[Start of Provided entries]
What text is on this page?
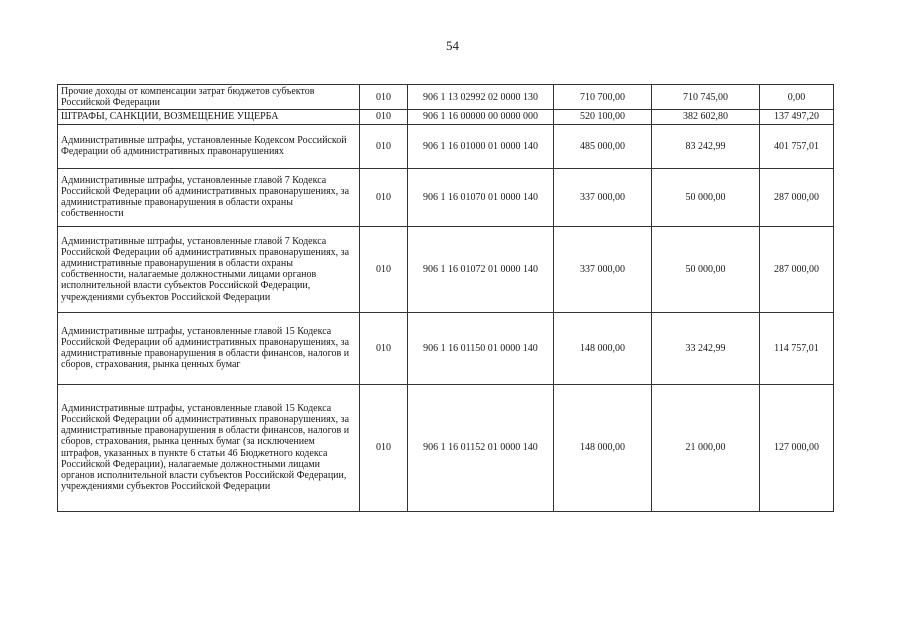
54
Прочие доходы от компенсации затрат бюджетов субъектов Российской Федерации	010	906 1 13 02992 02 0000 130	710 700,00	710 745,00	0,00
ШТРАФЫ, САНКЦИИ, ВОЗМЕЩЕНИЕ УЩЕРБА	010	906 1 16 00000 00 0000 000	520 100,00	382 602,80	137 497,20
Административные штрафы, установленные Кодексом Российской Федерации об административных правонарушениях	010	906 1 16 01000 01 0000 140	485 000,00	83 242,99	401 757,01
Административные штрафы, установленные главой 7 Кодекса Российской Федерации об административных правонарушениях, за административные правонарушения в области охраны собственности	010	906 1 16 01070 01 0000 140	337 000,00	50 000,00	287 000,00
Административные штрафы, установленные главой 7 Кодекса Российской Федерации об административных правонарушениях, за административные правонарушения в области охраны собственности, налагаемые должностными лицами органов исполнительной власти субъектов Российской Федерации, учреждениями субъектов Российской Федерации	010	906 1 16 01072 01 0000 140	337 000,00	50 000,00	287 000,00
Административные штрафы, установленные главой 15 Кодекса Российской Федерации об административных правонарушениях, за административные правонарушения в области финансов, налогов и сборов, страхования, рынка ценных бумаг	010	906 1 16 01150 01 0000 140	148 000,00	33 242,99	114 757,01
Административные штрафы, установленные главой 15 Кодекса Российской Федерации об административных правонарушениях, за административные правонарушения в области финансов, налогов и сборов, страхования, рынка ценных бумаг (за исключением штрафов, указанных в пункте 6 статьи 46 Бюджетного кодекса Российской Федерации), налагаемые должностными лицами органов исполнительной власти субъектов Российской Федерации, учреждениями субъектов Российской Федерации	010	906 1 16 01152 01 0000 140	148 000,00	21 000,00	127 000,00
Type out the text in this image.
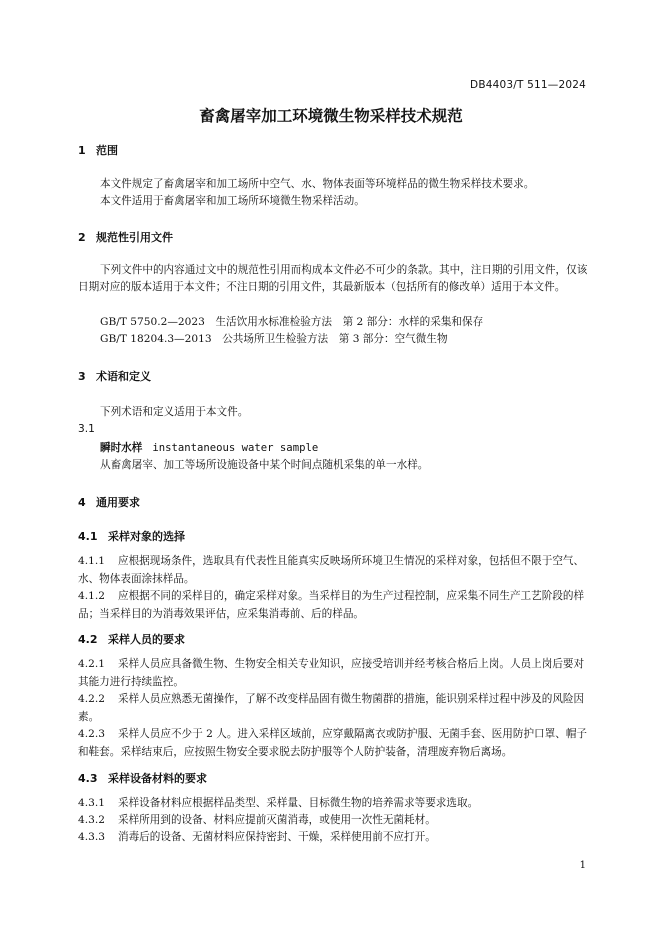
DB4403/T 511—2024
畜禽屠宰加工环境微生物采样技术规范
1 范围
本文件规定了畜禽屠宰和加工场所中空气、水、物体表面等环境样品的微生物采样技术要求。
本文件适用于畜禽屠宰和加工场所环境微生物采样活动。
2 规范性引用文件
下列文件中的内容通过文中的规范性引用而构成本文件必不可少的条款。其中，注日期的引用文件，仅该日期对应的版本适用于本文件；不注日期的引用文件，其最新版本（包括所有的修改单）适用于本文件。
GB/T 5750.2—2023　生活饮用水标准检验方法　第 2 部分：水样的采集和保存
GB/T 18204.3—2013　公共场所卫生检验方法　第 3 部分：空气微生物
3 术语和定义
下列术语和定义适用于本文件。
3.1
瞬时水样 instantaneous water sample
从畜禽屠宰、加工等场所设施设备中某个时间点随机采集的单一水样。
4 通用要求
4.1 采样对象的选择
4.1.1 应根据现场条件，选取具有代表性且能真实反映场所环境卫生情况的采样对象，包括但不限于空气、水、物体表面涂抹样品。
4.1.2 应根据不同的采样目的，确定采样对象。当采样目的为生产过程控制，应采集不同生产工艺阶段的样品；当采样目的为消毒效果评估，应采集消毒前、后的样品。
4.2 采样人员的要求
4.2.1 采样人员应具备微生物、生物安全相关专业知识，应接受培训并经考核合格后上岗。人员上岗后要对其能力进行持续监控。
4.2.2 采样人员应熟悉无菌操作，了解不改变样品固有微生物菌群的措施，能识别采样过程中涉及的风险因素。
4.2.3 采样人员应不少于 2 人。进入采样区域前，应穿戴隔离衣或防护服、无菌手套、医用防护口罩、帽子和鞋套。采样结束后，应按照生物安全要求脱去防护服等个人防护装备，清理废弃物后离场。
4.3 采样设备材料的要求
4.3.1 采样设备材料应根据样品类型、采样量、目标微生物的培养需求等要求选取。
4.3.2 采样所用到的设备、材料应提前灭菌消毒，或使用一次性无菌耗材。
4.3.3 消毒后的设备、无菌材料应保持密封、干燥，采样使用前不应打开。
1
[End of Provided entries]
• What is asked
Gather up, from the records above, each line where the word "финансов" appears.

• Response to the task
Административные штрафы, установленные главой 15 Кодекса Российской Федерации об административных правонарушениях, за административные правонарушения в области финансов, налогов и сборов, страхования, рынка ценных бумаг	010	906 1 16 01150 01 0000 140	148 000,00	33 242,99	114 757,01
Административные штрафы, установленные главой 15 Кодекса Российской Федерации об административных правонарушениях, за административные правонарушения в области финансов, налогов и сборов, страхования, рынка ценных бумаг (за исключением штрафов, указанных в пункте 6 статьи 46 Бюджетного кодекса Российской Федерации), налагаемые должностными лицами органов исполнительной власти субъектов Российской Федерации, учреждениями субъектов Российской Федерации	010	906 1 16 01152 01 0000 140	148 000,00	21 000,00	127 000,00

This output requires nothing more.